┌─ Excerpt to read
Once I get to my hostel I lay down for a bit and relax. The pain is almost nothing when I just lie flat on my back. I haven’t eaten since yesterday lunchtime though so I head out for some food. To finish off a bad day I have a really bad carbonara. It was so bad that I didn’t even eat it. I had a cigarette instead. I go to bed at around 11pm.

Two of my room mates get in from a night out at around 5am. I laid in bed envious and reminiscent of when I used to do that. I’m sure I will when I get home. For a couple weeks anyway. Then I’ll go to work. Maybe. Ha! I have that imagination now don’t I and I imagine being a kept woman that is either going to become a successful writer or a food critic. Which brings me onto my next story. Seeing as I’ve been in agony and hardly eaten for two days, I decided I would indulge. I found the best restaurant in town which boasts a 7 course tasting menu with pairing wines. Yes please. Once did this in Scotland with Miles and Glenn and it was the best dining experience I’ve ever had. The restaurant is called iLatina. Don’t think it’s affiliated with iPhone. Didn’t ask. I did ask for a booking for Sunday but they’re closed then and had one for tonight (Saturday) at 10.30pm. I’ve never eaten that late and I’m normally asleep by then now, but I accept as this opportunity is not to be missed. I arrive just before 10pm and they seat me immediately. Current diners look at me as I walk in alone. I’ve started using this to my advantage. Maybe I’m too cool to eat with other people? Maybe I eat horribly and people are too cool to eat with me? Maybe I’m travelling alone? Or maybe I’m a food critic? Ok I’ll go with the latter. Awesome. My new role is a food critic. I swirl my wine, chew my food and admire the head chef from my own plate when at the 5th course there is some beetroot jús on my plate which I use when I have finished with the braised pork in Colombian coffee and sugarcane reduction, to write the word ‘WOW’, using the end of my carrot. The waiter laughs and I can see the other customers envious of my artistic display of appreciation.
└─
┌─ Data records
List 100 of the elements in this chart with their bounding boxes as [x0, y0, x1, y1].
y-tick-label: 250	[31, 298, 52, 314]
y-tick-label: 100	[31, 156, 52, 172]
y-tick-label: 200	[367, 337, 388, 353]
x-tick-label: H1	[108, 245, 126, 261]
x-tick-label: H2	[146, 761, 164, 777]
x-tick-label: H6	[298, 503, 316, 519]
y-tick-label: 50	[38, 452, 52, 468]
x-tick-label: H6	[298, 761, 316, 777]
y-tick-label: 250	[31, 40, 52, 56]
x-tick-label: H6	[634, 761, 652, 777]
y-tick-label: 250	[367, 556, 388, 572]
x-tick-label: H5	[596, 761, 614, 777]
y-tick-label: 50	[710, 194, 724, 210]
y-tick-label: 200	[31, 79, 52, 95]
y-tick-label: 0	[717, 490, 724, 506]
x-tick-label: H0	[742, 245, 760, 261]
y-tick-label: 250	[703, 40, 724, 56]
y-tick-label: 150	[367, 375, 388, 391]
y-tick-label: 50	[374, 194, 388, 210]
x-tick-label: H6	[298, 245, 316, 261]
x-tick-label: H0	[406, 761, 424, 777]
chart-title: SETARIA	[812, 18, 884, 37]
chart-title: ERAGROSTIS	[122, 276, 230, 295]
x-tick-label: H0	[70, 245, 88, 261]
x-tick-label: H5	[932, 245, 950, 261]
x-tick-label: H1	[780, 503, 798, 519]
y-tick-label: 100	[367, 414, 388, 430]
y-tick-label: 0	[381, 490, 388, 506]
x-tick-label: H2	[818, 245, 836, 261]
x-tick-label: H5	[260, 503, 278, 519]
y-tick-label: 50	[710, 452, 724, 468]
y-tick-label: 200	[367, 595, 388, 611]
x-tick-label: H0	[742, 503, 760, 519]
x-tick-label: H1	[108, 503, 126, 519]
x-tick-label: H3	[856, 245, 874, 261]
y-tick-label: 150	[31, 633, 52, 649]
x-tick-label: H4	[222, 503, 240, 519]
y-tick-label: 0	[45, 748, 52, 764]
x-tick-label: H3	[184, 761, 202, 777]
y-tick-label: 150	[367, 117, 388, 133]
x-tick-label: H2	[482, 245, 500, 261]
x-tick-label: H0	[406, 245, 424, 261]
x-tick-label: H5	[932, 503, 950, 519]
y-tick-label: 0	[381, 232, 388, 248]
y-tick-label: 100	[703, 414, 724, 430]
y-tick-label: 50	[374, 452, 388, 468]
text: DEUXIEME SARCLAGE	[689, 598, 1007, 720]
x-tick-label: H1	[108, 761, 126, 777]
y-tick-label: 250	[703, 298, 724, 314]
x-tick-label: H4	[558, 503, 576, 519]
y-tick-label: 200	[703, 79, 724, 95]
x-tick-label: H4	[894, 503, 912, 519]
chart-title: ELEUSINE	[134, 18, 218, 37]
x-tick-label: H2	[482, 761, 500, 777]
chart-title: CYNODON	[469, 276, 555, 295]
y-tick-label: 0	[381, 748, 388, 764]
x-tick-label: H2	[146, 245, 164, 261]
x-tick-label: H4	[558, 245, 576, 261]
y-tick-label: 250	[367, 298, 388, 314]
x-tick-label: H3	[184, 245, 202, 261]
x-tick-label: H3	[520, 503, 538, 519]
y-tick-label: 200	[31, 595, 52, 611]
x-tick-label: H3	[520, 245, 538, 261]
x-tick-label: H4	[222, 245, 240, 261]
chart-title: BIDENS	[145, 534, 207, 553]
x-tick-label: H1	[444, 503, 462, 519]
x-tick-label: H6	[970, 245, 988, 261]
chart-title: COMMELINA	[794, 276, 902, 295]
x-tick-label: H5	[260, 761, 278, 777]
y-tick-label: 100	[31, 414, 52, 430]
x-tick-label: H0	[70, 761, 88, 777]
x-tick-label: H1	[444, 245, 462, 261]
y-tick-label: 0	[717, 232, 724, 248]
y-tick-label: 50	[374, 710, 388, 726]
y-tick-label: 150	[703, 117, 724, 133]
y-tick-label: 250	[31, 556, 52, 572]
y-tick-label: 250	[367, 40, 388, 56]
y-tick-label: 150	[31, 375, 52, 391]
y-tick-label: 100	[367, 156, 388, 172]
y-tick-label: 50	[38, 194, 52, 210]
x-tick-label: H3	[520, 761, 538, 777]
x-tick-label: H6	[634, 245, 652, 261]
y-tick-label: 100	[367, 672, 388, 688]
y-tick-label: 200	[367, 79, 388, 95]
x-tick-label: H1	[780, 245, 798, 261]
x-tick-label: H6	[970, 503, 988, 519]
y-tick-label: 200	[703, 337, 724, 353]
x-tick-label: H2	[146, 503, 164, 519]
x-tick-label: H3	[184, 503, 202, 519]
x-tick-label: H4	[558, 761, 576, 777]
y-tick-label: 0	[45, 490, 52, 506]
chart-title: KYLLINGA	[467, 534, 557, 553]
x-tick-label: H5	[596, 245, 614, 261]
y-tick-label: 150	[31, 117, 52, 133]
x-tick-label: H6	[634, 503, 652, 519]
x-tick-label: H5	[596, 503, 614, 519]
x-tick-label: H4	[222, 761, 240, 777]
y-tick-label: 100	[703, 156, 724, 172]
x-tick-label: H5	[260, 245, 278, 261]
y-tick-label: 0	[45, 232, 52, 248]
└─
### What you will do
**a)** According to the diary entry, what is the name of the restaurant that offers a 7 course tasting menu?
**b)** Copy a passage from the diary entry word for word, starting at the words "Once I get to" and stopping after the words "at around 11pm.".

### Answers to the exercises
**a)** iLatina

**b)**
Once I get to my hostel I lay down for a bit and relax. The pain is almost nothing when I just lie flat on my back. I haven’t eaten since yesterday lunchtime though so I head out for some food. To finish off a bad day I have a really bad carbonara. It was so bad that I didn’t even eat it. I had a cigarette instead. I go to bed at around 11pm.